[Directions for this task] In the data, extract each line that holds the string "SRMTID".

┌─ Given information

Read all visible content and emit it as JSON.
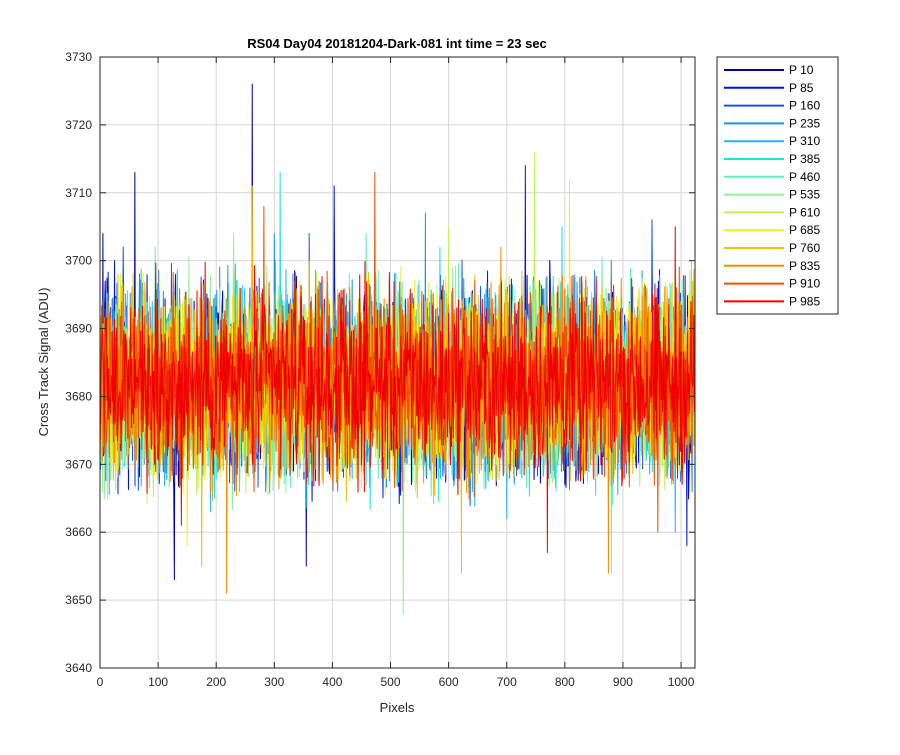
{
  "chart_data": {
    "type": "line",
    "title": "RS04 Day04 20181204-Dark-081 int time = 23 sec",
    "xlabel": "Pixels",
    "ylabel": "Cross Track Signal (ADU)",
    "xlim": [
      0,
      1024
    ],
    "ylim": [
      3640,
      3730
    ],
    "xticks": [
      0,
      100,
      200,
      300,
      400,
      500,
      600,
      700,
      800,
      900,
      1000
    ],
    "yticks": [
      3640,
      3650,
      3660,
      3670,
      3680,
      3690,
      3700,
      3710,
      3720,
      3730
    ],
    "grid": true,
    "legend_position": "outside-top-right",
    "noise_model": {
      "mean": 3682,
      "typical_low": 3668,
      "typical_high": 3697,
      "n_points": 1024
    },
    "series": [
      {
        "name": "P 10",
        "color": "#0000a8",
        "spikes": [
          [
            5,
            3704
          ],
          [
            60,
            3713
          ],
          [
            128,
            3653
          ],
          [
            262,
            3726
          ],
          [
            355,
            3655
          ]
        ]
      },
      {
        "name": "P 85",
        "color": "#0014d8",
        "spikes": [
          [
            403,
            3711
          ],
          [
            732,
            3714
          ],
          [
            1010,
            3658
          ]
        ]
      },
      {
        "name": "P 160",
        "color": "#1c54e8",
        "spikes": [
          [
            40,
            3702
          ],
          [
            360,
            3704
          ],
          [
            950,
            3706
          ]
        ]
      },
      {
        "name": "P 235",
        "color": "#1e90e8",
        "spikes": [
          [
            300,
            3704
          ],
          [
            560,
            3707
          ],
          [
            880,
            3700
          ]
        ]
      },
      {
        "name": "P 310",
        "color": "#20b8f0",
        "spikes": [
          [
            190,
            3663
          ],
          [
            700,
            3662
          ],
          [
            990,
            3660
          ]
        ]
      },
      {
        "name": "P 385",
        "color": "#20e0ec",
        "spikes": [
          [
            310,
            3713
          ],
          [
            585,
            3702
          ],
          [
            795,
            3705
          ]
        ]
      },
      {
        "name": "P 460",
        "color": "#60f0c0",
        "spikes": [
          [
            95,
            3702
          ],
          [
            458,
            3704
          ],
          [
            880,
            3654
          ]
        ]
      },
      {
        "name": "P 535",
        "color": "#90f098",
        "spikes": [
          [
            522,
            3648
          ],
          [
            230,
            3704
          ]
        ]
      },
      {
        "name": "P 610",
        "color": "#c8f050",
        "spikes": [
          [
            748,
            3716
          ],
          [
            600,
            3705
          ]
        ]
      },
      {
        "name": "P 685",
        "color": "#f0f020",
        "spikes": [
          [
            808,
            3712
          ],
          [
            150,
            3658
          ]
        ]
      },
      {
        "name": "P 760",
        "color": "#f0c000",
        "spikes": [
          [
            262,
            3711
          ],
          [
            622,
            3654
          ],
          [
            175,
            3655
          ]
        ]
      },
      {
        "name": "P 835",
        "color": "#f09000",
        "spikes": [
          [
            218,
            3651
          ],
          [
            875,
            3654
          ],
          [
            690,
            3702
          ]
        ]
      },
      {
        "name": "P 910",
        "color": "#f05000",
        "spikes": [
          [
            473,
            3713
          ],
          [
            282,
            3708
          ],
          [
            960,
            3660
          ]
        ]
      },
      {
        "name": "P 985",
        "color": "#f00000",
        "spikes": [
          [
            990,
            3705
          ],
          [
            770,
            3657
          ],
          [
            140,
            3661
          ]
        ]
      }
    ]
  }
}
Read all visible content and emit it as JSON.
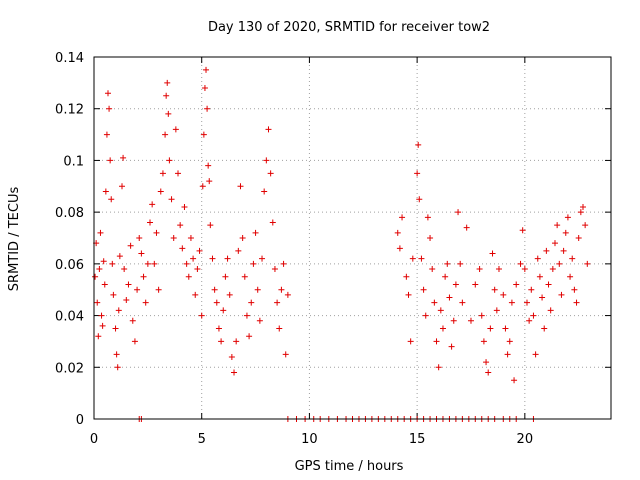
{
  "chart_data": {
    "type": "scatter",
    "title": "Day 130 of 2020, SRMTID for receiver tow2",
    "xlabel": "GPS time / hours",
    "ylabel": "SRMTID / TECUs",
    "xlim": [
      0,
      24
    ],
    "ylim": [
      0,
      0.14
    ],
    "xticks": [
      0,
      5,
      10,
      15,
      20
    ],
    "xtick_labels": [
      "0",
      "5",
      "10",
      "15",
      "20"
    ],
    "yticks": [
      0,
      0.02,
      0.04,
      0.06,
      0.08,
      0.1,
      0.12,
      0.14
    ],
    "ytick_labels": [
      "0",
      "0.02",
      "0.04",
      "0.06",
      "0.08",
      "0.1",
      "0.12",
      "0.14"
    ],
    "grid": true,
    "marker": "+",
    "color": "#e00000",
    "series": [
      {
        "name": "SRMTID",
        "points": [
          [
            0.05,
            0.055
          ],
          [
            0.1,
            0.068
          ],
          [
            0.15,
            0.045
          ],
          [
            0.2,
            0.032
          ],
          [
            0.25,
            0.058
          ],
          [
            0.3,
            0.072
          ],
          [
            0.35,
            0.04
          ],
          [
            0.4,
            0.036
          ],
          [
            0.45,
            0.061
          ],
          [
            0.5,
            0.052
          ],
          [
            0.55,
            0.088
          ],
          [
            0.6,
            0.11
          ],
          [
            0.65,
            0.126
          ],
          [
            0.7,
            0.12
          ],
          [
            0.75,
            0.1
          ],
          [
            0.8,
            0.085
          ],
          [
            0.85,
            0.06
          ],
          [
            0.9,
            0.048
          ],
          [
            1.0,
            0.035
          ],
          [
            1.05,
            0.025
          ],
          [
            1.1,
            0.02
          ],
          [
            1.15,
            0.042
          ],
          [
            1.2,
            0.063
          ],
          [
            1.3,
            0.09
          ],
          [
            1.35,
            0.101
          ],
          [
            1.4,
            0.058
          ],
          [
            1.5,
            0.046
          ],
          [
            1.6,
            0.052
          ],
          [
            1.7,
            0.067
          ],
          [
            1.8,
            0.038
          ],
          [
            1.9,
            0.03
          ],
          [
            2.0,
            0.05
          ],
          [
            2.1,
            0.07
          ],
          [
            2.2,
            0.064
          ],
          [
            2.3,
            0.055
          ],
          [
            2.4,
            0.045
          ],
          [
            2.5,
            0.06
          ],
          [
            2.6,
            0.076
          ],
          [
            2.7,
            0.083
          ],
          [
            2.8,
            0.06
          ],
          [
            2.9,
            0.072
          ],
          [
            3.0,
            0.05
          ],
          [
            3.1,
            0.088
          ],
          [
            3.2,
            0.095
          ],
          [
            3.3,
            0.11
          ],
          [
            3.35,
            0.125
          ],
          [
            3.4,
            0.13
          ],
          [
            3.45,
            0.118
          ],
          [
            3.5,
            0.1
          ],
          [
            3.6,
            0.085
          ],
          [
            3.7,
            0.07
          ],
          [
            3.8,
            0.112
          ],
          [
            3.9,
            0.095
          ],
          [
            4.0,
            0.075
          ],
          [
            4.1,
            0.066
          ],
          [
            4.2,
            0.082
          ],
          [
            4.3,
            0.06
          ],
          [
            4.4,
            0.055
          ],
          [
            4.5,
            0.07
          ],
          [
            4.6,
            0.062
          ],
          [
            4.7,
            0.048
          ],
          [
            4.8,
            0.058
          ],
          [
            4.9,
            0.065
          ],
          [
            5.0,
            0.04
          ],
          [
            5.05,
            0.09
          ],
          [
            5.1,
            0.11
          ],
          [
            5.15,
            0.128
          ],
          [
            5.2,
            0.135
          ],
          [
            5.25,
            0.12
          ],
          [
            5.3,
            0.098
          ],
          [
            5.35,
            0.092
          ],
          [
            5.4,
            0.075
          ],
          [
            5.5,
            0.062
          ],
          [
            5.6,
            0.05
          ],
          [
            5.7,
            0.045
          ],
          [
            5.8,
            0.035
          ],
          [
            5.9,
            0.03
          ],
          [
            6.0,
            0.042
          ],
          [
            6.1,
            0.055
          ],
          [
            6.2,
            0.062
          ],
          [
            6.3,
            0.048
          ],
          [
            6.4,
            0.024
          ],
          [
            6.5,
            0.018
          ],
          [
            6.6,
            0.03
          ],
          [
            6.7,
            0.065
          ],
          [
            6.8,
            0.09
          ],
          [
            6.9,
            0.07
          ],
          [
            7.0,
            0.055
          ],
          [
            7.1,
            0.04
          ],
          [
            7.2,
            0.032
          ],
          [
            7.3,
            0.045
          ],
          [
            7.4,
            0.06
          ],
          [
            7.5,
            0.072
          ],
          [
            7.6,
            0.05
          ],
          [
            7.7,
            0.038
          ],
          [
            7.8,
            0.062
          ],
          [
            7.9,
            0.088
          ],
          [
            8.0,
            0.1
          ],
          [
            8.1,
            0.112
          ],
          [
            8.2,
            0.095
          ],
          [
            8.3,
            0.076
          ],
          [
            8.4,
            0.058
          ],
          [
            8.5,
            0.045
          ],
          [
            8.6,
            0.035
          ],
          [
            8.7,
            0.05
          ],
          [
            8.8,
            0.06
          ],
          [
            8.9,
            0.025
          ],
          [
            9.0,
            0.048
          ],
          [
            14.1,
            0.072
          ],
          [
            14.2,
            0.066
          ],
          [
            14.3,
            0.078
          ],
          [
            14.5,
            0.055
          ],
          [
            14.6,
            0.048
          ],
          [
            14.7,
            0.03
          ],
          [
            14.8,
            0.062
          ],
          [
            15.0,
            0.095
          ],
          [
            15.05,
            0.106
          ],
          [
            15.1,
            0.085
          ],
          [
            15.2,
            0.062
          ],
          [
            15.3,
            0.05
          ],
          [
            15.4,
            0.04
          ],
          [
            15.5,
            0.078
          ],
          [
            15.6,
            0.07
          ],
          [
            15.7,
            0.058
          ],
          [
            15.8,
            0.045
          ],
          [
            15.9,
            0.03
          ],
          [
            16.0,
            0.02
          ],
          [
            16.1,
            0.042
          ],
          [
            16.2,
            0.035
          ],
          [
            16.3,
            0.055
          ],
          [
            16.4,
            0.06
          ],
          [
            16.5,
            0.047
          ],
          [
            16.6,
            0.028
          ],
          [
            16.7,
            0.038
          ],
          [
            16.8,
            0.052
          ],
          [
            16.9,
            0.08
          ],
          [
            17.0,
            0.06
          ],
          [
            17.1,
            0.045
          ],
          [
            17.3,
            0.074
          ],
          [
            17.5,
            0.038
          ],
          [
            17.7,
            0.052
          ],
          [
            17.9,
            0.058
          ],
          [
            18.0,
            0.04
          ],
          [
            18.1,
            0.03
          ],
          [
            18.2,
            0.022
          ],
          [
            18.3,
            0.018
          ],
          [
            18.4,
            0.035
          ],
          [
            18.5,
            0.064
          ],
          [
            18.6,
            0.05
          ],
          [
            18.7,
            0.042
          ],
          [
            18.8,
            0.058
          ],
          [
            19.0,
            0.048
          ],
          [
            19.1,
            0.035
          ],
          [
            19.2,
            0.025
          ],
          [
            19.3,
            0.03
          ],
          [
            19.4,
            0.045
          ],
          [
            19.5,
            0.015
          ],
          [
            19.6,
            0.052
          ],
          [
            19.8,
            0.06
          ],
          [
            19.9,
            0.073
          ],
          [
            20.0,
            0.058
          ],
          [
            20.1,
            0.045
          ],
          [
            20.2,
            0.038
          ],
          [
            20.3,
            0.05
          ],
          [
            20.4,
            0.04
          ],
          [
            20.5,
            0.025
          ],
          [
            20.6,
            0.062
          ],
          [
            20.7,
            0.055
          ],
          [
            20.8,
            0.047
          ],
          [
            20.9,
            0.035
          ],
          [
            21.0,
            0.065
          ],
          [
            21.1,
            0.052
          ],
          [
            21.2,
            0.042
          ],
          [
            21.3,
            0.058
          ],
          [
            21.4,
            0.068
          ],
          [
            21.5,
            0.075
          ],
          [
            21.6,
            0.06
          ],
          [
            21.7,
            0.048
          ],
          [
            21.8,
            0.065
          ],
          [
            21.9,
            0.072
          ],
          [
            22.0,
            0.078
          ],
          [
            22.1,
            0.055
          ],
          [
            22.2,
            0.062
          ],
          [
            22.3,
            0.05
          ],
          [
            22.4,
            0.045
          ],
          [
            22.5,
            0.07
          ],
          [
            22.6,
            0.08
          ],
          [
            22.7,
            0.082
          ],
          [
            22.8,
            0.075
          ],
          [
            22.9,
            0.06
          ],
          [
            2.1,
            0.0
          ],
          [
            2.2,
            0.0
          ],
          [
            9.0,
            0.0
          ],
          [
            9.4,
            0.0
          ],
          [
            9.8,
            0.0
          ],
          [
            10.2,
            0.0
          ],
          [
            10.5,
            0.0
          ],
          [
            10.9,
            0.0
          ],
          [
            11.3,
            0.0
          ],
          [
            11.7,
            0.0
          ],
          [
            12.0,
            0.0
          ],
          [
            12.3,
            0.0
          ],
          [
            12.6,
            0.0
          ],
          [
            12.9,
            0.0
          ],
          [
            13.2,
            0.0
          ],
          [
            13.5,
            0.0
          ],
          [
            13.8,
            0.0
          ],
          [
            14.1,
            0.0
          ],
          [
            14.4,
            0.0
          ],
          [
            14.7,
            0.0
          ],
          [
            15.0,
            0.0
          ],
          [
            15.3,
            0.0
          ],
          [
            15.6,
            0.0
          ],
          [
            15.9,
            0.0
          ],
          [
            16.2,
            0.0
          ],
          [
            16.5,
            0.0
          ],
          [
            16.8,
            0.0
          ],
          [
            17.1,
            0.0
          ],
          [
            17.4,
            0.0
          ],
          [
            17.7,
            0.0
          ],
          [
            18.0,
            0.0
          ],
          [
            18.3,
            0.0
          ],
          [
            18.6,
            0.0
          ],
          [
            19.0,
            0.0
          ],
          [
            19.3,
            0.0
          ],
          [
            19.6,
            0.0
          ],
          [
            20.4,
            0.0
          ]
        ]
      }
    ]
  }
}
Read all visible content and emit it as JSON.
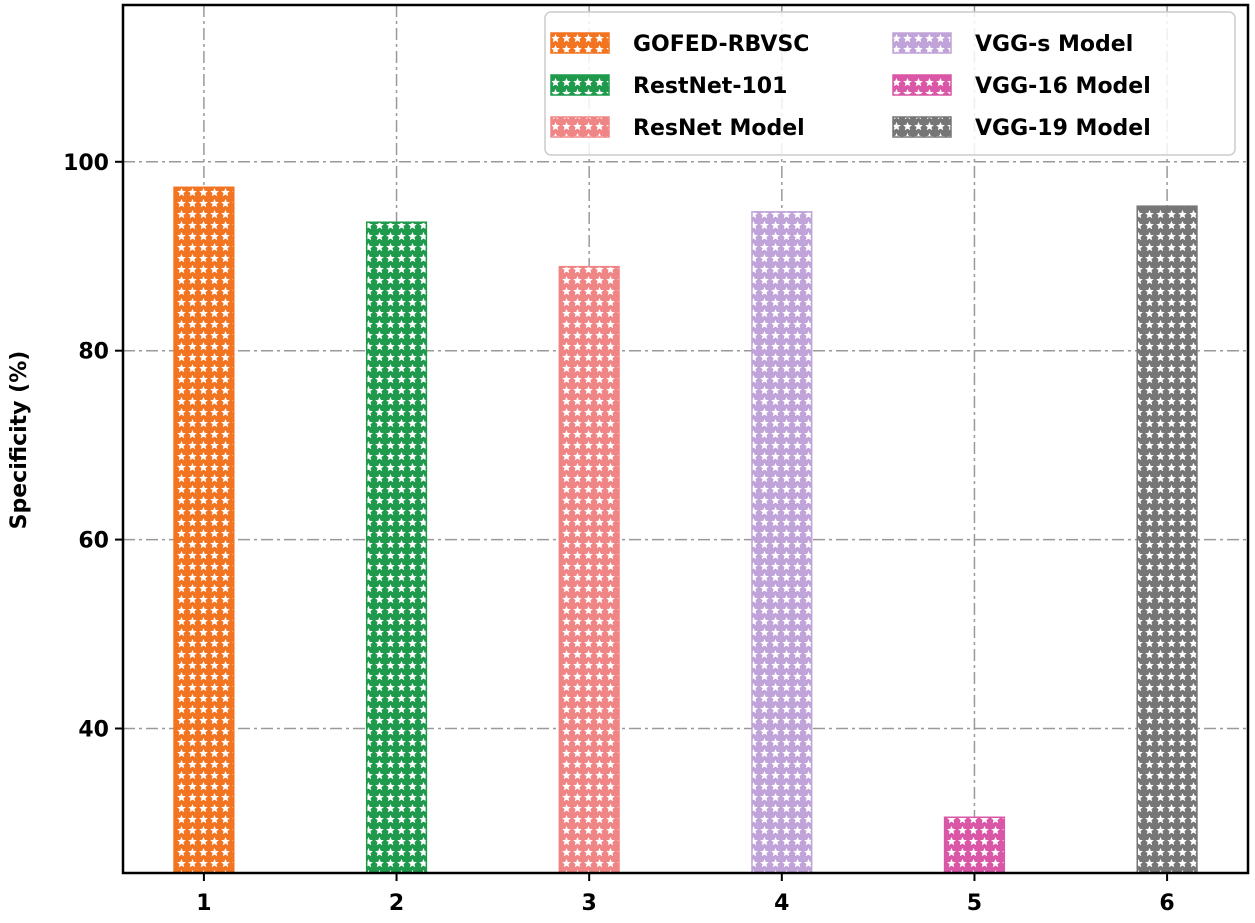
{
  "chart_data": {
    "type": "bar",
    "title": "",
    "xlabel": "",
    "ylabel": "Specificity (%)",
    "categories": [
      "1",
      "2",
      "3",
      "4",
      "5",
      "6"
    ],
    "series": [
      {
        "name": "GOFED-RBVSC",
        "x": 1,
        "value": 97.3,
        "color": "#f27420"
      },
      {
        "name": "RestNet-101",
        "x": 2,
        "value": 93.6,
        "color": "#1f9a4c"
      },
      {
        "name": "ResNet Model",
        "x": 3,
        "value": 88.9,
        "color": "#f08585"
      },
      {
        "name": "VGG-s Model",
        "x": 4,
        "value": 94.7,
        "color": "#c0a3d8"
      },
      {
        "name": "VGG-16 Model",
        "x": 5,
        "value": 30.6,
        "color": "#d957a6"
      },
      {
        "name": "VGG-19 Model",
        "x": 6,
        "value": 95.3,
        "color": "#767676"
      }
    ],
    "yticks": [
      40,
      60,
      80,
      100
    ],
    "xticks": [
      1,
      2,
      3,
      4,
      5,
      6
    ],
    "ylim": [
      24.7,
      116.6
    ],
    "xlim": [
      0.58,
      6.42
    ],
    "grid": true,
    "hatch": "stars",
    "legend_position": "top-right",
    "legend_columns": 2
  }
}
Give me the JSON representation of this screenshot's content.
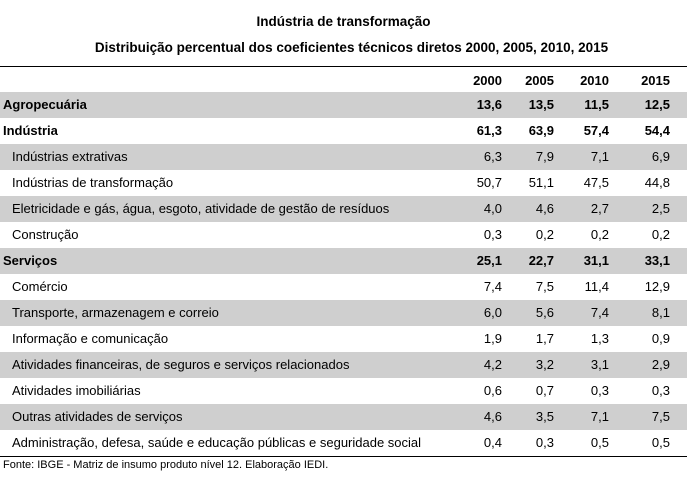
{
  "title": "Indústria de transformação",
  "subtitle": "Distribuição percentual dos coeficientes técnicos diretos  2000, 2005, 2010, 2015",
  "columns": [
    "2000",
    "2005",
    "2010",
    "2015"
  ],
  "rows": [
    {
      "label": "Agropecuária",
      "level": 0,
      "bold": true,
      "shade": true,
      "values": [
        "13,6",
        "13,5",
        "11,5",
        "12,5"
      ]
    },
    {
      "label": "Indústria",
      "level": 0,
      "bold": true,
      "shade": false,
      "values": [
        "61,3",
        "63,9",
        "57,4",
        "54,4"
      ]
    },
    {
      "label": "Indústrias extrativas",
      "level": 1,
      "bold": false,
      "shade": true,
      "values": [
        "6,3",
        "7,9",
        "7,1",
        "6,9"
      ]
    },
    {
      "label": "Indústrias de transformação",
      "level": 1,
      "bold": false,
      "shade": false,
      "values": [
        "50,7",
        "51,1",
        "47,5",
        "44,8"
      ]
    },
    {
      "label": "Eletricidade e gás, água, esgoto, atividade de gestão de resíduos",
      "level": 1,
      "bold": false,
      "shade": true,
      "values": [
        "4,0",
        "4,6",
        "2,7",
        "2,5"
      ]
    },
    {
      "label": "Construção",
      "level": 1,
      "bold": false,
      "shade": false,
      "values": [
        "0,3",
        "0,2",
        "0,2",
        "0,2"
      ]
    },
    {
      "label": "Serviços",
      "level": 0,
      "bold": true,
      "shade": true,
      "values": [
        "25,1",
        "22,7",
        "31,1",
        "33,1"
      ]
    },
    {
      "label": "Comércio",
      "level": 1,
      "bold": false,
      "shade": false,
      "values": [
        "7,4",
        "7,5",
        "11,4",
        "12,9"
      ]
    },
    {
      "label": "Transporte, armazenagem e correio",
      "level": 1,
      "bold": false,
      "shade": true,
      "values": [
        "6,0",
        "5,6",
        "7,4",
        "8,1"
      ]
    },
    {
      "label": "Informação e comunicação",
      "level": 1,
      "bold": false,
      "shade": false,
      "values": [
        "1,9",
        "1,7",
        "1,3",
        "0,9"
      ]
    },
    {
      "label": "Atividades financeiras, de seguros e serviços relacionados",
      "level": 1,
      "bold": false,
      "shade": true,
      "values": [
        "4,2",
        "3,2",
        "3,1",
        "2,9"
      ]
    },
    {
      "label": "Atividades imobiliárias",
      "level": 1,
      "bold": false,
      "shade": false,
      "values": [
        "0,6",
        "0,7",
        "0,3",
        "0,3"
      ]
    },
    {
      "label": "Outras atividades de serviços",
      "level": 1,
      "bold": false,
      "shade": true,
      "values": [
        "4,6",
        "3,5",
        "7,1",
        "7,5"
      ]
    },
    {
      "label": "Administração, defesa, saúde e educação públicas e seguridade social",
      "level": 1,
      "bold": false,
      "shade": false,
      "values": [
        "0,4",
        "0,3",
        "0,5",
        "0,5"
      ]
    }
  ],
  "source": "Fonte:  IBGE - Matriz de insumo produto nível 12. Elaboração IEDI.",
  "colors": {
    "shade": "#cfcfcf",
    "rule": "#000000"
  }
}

└─

[Answer to the task]
    "title": "Day 130 of 2020, SRMTID for receiver tow2",
    "ylabel": "SRMTID / TECUs",
        "name": "SRMTID",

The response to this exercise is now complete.